■ Written exercise ■
Which lines have the string "code"? Copy all of them from the entries below.

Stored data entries

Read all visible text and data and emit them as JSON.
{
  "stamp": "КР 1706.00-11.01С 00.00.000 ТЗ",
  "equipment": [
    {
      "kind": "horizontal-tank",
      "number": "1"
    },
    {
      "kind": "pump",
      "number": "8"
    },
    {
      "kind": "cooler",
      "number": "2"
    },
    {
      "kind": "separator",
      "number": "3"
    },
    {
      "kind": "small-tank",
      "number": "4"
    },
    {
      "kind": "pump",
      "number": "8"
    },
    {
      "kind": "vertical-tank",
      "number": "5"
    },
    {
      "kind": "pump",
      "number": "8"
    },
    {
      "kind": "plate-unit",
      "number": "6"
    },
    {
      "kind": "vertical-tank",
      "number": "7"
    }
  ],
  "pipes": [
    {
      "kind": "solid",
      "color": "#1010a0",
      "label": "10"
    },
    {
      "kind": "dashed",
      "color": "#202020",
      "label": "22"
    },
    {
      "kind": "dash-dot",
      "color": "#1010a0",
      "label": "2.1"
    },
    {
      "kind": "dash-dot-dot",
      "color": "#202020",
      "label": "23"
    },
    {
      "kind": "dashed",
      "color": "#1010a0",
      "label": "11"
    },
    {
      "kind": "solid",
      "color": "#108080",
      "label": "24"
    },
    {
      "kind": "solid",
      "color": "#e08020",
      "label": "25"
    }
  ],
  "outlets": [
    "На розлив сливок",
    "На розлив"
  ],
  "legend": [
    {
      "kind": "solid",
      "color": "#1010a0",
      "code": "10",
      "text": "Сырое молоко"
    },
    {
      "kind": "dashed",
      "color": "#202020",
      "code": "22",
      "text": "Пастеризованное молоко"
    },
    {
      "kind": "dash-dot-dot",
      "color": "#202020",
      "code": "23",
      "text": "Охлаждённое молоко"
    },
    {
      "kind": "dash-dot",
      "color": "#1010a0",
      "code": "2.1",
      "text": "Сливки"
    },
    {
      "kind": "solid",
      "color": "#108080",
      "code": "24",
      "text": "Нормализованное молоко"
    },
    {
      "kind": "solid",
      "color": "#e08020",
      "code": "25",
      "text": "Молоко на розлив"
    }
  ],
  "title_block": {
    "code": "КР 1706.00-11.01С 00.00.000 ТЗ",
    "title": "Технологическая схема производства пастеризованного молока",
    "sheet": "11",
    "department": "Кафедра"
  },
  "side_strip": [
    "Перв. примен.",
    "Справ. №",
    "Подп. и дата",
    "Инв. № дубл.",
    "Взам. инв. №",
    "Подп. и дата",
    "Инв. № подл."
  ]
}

■ Output below ■
      "code": "10",
      "code": "22",
      "code": "23",
      "code": "2.1",
      "code": "24",
      "code": "25",
    "code": "КР 1706.00-11.01С 00.00.000 ТЗ",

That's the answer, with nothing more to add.